>>>

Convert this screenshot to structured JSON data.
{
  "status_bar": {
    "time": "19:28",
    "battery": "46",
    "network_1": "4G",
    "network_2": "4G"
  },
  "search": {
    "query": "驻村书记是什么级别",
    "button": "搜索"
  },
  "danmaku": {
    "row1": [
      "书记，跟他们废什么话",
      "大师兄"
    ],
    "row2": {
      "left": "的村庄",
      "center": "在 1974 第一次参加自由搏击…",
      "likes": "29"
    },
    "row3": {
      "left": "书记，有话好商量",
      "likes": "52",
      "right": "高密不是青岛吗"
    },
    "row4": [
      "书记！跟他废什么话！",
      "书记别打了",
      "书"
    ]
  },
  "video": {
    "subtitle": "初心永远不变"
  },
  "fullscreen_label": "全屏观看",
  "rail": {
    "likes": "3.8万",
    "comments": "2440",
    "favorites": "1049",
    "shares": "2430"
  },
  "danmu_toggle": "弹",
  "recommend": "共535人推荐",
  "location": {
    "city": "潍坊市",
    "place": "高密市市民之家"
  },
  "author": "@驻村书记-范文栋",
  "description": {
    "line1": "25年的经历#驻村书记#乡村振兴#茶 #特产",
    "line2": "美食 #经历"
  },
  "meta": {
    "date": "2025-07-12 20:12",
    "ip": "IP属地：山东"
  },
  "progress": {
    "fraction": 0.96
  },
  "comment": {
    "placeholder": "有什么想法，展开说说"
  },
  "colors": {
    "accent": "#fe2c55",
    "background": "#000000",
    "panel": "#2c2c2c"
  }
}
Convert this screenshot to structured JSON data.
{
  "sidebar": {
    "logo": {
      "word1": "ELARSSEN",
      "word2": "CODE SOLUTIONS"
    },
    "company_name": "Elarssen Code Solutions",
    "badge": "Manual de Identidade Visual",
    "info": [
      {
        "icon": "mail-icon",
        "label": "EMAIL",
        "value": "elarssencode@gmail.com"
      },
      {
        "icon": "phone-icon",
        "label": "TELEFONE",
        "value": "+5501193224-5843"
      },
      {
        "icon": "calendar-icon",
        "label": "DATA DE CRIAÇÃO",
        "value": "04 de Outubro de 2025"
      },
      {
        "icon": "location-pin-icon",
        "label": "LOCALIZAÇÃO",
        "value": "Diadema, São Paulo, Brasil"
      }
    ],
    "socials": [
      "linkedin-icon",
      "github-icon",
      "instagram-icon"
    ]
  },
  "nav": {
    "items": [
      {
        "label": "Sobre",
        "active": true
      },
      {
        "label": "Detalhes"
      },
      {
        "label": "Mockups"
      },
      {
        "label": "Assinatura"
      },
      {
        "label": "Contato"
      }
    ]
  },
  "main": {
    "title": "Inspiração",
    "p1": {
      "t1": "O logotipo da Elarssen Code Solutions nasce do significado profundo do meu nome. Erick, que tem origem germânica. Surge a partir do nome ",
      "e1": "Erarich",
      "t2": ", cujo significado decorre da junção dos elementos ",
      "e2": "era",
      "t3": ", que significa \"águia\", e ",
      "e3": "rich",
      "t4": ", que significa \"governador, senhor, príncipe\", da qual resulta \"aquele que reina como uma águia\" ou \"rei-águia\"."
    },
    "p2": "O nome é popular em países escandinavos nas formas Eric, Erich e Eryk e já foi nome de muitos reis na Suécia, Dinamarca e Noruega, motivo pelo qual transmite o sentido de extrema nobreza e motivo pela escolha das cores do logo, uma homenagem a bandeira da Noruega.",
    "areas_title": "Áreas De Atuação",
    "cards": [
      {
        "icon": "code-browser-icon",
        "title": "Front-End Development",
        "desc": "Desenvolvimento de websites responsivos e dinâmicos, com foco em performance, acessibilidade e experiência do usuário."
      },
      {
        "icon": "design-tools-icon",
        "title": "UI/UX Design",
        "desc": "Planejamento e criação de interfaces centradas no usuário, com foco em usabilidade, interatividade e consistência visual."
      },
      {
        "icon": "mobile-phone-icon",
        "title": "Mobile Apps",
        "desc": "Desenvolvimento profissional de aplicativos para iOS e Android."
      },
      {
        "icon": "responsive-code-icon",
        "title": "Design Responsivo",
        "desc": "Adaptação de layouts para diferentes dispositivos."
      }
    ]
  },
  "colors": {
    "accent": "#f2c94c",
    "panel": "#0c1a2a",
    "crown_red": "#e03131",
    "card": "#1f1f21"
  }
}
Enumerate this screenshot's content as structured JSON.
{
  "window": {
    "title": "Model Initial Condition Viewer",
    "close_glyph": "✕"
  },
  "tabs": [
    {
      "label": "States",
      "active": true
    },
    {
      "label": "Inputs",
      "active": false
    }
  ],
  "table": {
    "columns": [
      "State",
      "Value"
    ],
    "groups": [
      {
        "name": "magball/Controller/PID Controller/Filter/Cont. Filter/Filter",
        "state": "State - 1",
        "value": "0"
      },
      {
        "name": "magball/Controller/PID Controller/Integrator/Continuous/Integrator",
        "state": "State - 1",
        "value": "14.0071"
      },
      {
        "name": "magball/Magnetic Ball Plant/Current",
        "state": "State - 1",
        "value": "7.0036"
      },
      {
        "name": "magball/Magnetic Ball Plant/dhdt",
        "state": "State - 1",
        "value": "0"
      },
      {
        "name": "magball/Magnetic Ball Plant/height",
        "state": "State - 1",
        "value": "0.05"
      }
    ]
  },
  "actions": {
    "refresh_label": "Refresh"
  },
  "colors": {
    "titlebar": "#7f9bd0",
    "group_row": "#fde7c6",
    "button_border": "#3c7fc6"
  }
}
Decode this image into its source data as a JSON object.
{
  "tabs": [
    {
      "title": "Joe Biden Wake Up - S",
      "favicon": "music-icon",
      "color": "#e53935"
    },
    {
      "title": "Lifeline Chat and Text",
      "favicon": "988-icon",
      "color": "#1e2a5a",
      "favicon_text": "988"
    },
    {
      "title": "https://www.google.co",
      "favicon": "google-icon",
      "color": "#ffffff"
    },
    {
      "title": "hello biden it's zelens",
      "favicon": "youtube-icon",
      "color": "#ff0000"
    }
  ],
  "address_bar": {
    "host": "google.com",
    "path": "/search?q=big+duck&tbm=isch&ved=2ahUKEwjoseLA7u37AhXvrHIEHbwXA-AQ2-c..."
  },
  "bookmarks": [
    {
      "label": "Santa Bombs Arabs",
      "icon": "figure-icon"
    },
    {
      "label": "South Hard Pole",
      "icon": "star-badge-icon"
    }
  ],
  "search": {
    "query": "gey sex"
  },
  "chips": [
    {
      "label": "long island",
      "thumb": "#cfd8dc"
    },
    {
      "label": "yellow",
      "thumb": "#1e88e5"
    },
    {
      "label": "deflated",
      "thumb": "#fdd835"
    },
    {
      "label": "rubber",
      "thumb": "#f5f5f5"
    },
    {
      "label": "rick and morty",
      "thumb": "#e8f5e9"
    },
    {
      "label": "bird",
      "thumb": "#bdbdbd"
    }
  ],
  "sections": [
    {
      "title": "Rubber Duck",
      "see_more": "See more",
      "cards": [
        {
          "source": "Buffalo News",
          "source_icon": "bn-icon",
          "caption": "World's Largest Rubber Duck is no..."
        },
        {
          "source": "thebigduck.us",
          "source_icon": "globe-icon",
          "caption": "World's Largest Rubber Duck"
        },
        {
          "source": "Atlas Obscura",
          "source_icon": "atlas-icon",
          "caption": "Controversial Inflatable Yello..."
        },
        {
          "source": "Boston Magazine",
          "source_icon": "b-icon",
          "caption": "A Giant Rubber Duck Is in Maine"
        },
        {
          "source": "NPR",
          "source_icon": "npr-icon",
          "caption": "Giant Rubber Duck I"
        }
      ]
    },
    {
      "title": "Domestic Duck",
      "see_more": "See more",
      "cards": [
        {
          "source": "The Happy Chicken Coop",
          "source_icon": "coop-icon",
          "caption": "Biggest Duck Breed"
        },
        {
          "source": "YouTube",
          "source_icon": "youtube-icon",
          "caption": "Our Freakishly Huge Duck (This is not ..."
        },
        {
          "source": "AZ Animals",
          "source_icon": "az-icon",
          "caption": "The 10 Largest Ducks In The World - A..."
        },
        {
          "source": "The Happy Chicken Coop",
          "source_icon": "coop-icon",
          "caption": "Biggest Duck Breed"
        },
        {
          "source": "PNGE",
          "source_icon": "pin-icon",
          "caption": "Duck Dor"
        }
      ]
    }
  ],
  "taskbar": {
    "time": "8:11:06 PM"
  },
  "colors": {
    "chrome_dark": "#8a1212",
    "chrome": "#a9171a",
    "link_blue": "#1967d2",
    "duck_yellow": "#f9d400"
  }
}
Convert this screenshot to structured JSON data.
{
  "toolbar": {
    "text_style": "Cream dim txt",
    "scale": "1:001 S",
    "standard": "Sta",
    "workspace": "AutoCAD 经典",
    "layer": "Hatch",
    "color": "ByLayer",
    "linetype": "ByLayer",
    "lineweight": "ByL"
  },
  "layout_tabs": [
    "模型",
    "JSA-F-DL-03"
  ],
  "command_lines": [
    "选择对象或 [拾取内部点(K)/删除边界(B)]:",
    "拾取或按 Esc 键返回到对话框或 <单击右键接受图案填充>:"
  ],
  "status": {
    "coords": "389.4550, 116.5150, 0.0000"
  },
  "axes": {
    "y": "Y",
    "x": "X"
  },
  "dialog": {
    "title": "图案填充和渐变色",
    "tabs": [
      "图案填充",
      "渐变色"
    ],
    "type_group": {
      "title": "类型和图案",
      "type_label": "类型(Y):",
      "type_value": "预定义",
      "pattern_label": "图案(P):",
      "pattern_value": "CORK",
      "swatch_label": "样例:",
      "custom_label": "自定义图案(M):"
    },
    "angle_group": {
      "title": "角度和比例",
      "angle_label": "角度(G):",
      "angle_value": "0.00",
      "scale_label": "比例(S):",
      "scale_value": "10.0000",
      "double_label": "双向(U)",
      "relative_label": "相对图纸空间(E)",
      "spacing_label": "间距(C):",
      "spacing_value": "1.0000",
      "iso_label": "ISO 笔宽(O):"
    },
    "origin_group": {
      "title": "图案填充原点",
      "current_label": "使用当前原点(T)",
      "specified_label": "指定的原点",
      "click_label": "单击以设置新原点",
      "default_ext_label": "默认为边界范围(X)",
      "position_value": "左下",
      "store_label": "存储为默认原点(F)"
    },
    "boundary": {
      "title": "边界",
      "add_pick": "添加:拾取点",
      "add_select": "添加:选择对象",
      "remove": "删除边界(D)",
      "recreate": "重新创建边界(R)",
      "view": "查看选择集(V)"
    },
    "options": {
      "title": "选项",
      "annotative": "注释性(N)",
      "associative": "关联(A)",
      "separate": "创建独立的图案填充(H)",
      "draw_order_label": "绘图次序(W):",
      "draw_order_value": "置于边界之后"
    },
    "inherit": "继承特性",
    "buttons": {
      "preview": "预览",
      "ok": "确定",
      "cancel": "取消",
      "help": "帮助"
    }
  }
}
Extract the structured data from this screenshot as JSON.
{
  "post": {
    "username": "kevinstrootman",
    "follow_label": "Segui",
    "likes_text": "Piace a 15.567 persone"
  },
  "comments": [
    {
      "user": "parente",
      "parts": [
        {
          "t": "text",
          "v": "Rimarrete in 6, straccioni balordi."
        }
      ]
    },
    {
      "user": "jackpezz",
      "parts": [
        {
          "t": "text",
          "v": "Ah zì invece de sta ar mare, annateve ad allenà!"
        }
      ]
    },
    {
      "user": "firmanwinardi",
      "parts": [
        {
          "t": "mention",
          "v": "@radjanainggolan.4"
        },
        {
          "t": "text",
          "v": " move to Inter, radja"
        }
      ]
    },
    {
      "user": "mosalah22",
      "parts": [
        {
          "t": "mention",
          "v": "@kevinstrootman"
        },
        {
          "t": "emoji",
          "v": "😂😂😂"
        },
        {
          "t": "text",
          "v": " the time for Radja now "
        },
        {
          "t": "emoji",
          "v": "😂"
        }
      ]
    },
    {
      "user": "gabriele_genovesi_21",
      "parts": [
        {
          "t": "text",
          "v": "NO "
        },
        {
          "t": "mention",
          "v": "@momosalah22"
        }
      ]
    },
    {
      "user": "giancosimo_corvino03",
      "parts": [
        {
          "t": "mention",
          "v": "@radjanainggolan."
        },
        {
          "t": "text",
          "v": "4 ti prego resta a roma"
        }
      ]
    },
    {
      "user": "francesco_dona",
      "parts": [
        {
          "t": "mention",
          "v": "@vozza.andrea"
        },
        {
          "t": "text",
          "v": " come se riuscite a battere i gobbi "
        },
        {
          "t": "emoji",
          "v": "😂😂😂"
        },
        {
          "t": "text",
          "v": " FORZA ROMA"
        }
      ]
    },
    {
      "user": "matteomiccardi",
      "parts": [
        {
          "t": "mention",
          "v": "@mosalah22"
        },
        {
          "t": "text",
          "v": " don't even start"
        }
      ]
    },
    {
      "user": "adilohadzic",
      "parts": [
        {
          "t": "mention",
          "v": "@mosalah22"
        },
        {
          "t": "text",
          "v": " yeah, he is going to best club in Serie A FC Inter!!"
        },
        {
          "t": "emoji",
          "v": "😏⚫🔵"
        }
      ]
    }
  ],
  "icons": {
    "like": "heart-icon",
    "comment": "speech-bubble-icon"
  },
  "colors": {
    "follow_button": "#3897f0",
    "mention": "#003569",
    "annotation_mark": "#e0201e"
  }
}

<<<

Problem to work on >>
Look through the records and gather every line containing "Controller".

Completed exercise >>
        "name": "magball/Controller/PID Controller/Filter/Cont. Filter/Filter",
        "name": "magball/Controller/PID Controller/Integrator/Continuous/Integrator",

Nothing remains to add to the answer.